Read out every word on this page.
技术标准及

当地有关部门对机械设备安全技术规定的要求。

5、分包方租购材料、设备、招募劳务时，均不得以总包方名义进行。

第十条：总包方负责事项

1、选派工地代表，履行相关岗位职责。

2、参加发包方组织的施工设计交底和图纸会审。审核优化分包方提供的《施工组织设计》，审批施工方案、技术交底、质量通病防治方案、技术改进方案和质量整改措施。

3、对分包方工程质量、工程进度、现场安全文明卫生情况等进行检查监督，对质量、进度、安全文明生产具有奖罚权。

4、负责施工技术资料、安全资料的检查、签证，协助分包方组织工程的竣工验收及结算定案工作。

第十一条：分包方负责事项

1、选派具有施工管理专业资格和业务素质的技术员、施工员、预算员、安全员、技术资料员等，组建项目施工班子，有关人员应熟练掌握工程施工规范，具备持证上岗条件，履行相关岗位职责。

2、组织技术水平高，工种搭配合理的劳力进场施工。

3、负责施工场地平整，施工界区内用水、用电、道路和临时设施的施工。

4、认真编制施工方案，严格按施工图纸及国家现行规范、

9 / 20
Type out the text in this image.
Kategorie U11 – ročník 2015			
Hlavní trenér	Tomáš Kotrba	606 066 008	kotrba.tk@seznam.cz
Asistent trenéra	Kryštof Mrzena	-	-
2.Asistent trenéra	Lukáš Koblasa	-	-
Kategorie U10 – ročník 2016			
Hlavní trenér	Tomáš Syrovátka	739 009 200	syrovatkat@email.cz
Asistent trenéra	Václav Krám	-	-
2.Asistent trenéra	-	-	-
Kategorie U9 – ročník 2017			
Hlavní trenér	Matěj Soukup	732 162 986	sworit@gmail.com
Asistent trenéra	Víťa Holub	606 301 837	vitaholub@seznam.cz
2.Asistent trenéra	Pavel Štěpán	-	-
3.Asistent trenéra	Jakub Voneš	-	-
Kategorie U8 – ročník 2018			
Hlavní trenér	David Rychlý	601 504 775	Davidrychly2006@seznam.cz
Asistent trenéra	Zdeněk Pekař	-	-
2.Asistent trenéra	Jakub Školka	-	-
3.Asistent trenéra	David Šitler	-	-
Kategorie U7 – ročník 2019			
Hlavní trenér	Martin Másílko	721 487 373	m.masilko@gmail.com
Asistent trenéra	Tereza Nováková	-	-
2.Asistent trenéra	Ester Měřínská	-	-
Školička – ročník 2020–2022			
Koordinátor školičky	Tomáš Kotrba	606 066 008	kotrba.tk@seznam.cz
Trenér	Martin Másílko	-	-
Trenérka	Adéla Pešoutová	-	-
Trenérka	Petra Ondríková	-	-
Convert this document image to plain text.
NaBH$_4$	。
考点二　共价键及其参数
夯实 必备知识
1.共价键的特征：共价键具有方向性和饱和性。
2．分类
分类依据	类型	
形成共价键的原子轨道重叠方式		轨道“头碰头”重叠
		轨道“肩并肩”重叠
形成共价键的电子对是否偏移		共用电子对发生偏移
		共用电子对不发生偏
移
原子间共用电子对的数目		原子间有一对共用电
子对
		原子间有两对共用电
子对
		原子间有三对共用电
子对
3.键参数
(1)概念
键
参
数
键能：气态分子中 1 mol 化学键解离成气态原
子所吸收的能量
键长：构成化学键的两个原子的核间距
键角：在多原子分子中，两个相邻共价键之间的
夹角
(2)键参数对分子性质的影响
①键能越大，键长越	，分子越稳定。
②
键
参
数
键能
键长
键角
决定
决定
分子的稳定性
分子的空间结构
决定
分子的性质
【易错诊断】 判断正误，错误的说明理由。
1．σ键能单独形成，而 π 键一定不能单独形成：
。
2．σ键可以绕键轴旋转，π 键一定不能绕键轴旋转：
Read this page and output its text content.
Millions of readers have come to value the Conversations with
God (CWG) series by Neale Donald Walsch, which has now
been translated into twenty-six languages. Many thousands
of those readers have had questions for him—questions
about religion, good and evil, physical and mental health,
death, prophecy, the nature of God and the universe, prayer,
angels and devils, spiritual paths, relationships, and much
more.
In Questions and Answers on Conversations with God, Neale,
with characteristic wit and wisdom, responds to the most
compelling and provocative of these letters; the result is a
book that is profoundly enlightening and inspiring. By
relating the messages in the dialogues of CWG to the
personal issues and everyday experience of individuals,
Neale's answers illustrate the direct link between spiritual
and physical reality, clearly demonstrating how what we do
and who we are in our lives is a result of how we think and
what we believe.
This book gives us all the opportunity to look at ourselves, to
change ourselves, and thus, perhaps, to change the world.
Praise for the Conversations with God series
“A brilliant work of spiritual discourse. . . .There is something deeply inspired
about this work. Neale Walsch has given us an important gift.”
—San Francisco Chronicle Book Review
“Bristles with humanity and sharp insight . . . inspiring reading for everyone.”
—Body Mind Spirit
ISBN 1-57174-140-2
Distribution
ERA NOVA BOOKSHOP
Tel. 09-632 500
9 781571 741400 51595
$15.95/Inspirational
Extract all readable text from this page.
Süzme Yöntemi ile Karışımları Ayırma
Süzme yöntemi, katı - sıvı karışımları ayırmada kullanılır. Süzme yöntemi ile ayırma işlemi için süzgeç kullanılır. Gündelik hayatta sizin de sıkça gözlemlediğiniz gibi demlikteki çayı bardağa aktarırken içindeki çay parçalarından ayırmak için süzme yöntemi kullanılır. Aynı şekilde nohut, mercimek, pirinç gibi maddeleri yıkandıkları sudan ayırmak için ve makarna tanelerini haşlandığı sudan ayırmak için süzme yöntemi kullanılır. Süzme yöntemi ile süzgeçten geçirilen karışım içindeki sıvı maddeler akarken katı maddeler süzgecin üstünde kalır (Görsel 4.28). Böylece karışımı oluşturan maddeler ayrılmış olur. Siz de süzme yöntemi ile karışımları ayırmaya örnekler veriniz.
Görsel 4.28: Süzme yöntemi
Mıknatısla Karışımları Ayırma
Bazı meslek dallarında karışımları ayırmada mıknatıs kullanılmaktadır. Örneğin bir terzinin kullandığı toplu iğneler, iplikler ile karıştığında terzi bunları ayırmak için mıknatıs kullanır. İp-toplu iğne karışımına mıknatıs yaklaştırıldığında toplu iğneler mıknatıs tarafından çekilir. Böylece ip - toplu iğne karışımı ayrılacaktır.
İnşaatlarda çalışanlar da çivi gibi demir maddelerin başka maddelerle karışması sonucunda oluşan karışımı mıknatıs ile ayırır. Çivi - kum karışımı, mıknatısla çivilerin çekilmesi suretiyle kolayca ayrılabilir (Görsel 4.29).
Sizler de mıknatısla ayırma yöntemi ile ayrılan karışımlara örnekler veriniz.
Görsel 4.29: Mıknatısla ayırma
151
════════
**Work to do**:
Show all lines in the entries above where the string "Martin" appears.

**Complete output**:
Hlavní trenér	Martin Másílko	721 487 373	m.masilko@gmail.com
Trenér	Martin Másílko	-	-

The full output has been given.